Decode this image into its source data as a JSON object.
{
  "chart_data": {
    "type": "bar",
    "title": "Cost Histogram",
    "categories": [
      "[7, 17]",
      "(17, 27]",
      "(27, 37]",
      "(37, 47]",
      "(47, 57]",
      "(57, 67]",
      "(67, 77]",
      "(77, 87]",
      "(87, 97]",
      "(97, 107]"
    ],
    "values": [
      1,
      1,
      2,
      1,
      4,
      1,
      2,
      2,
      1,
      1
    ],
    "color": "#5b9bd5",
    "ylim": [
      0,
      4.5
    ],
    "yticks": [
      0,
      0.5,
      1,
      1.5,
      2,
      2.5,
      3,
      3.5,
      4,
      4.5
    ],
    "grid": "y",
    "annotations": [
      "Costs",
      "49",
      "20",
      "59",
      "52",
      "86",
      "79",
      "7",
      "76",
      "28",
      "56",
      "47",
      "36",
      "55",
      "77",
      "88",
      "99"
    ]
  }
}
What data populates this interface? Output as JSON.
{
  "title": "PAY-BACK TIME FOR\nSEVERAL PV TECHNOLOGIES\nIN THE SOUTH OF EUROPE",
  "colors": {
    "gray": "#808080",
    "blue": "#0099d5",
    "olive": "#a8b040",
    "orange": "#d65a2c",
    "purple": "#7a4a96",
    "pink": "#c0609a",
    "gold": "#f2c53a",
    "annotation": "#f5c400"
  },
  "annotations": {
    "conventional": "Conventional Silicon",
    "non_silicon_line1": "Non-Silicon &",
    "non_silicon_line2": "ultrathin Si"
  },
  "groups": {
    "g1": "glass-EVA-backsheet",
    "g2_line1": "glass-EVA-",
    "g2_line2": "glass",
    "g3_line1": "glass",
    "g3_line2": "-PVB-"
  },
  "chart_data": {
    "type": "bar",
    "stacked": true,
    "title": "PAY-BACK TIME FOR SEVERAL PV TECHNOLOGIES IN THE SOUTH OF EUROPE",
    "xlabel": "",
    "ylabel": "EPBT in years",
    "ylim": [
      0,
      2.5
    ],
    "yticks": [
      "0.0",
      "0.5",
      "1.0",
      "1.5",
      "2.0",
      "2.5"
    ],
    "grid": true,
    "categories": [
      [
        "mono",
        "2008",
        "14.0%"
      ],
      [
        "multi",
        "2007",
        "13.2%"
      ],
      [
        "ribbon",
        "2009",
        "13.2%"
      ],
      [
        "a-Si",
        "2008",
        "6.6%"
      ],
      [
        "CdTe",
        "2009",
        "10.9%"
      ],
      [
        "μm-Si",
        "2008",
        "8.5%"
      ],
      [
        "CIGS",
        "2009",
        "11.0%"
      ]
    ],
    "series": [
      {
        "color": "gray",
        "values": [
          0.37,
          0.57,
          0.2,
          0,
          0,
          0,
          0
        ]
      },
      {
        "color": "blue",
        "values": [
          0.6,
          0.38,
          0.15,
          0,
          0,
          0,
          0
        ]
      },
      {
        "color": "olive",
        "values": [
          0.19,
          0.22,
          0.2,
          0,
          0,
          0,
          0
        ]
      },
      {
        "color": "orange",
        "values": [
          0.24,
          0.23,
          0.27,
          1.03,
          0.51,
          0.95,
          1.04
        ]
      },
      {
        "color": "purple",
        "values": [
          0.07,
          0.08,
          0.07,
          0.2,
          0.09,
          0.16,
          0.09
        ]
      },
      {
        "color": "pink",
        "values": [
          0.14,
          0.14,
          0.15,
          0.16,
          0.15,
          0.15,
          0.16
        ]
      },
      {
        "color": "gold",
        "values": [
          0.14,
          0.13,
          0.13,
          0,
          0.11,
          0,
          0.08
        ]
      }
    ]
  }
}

— STATED PROBLEM —
What do the records say? Quote them all exactly.

— EXERCISE OUTPUT —
Decode this image into its source data as a JSON object.
{
  "chart_data": {
    "type": "bar",
    "title": "Cost Histogram",
    "categories": [
      "[7, 17]",
      "(17, 27]",
      "(27, 37]",
      "(37, 47]",
      "(47, 57]",
      "(57, 67]",
      "(67, 77]",
      "(77, 87]",
      "(87, 97]",
      "(97, 107]"
    ],
    "values": [
      1,
      1,
      2,
      1,
      4,
      1,
      2,
      2,
      1,
      1
    ],
    "color": "#5b9bd5",
    "ylim": [
      0,
      4.5
    ],
    "yticks": [
      0,
      0.5,
      1,
      1.5,
      2,
      2.5,
      3,
      3.5,
      4,
      4.5
    ],
    "grid": "y",
    "annotations": [
      "Costs",
      "49",
      "20",
      "59",
      "52",
      "86",
      "79",
      "7",
      "76",
      "28",
      "56",
      "47",
      "36",
      "55",
      "77",
      "88",
      "99"
    ]
  }
}
What data populates this interface? Output as JSON.
{
  "title": "PAY-BACK TIME FOR\nSEVERAL PV TECHNOLOGIES\nIN THE SOUTH OF EUROPE",
  "colors": {
    "gray": "#808080",
    "blue": "#0099d5",
    "olive": "#a8b040",
    "orange": "#d65a2c",
    "purple": "#7a4a96",
    "pink": "#c0609a",
    "gold": "#f2c53a",
    "annotation": "#f5c400"
  },
  "annotations": {
    "conventional": "Conventional Silicon",
    "non_silicon_line1": "Non-Silicon &",
    "non_silicon_line2": "ultrathin Si"
  },
  "groups": {
    "g1": "glass-EVA-backsheet",
    "g2_line1": "glass-EVA-",
    "g2_line2": "glass",
    "g3_line1": "glass",
    "g3_line2": "-PVB-"
  },
  "chart_data": {
    "type": "bar",
    "stacked": true,
    "title": "PAY-BACK TIME FOR SEVERAL PV TECHNOLOGIES IN THE SOUTH OF EUROPE",
    "xlabel": "",
    "ylabel": "EPBT in years",
    "ylim": [
      0,
      2.5
    ],
    "yticks": [
      "0.0",
      "0.5",
      "1.0",
      "1.5",
      "2.0",
      "2.5"
    ],
    "grid": true,
    "categories": [
      [
        "mono",
        "2008",
        "14.0%"
      ],
      [
        "multi",
        "2007",
        "13.2%"
      ],
      [
        "ribbon",
        "2009",
        "13.2%"
      ],
      [
        "a-Si",
        "2008",
        "6.6%"
      ],
      [
        "CdTe",
        "2009",
        "10.9%"
      ],
      [
        "μm-Si",
        "2008",
        "8.5%"
      ],
      [
        "CIGS",
        "2009",
        "11.0%"
      ]
    ],
    "series": [
      {
        "color": "gray",
        "values": [
          0.37,
          0.57,
          0.2,
          0,
          0,
          0,
          0
        ]
      },
      {
        "color": "blue",
        "values": [
          0.6,
          0.38,
          0.15,
          0,
          0,
          0,
          0
        ]
      },
      {
        "color": "olive",
        "values": [
          0.19,
          0.22,
          0.2,
          0,
          0,
          0,
          0
        ]
      },
      {
        "color": "orange",
        "values": [
          0.24,
          0.23,
          0.27,
          1.03,
          0.51,
          0.95,
          1.04
        ]
      },
      {
        "color": "purple",
        "values": [
          0.07,
          0.08,
          0.07,
          0.2,
          0.09,
          0.16,
          0.09
        ]
      },
      {
        "color": "pink",
        "values": [
          0.14,
          0.14,
          0.15,
          0.16,
          0.15,
          0.15,
          0.16
        ]
      },
      {
        "color": "gold",
        "values": [
          0.14,
          0.13,
          0.13,
          0,
          0.11,
          0,
          0.08
        ]
      }
    ]
  }
}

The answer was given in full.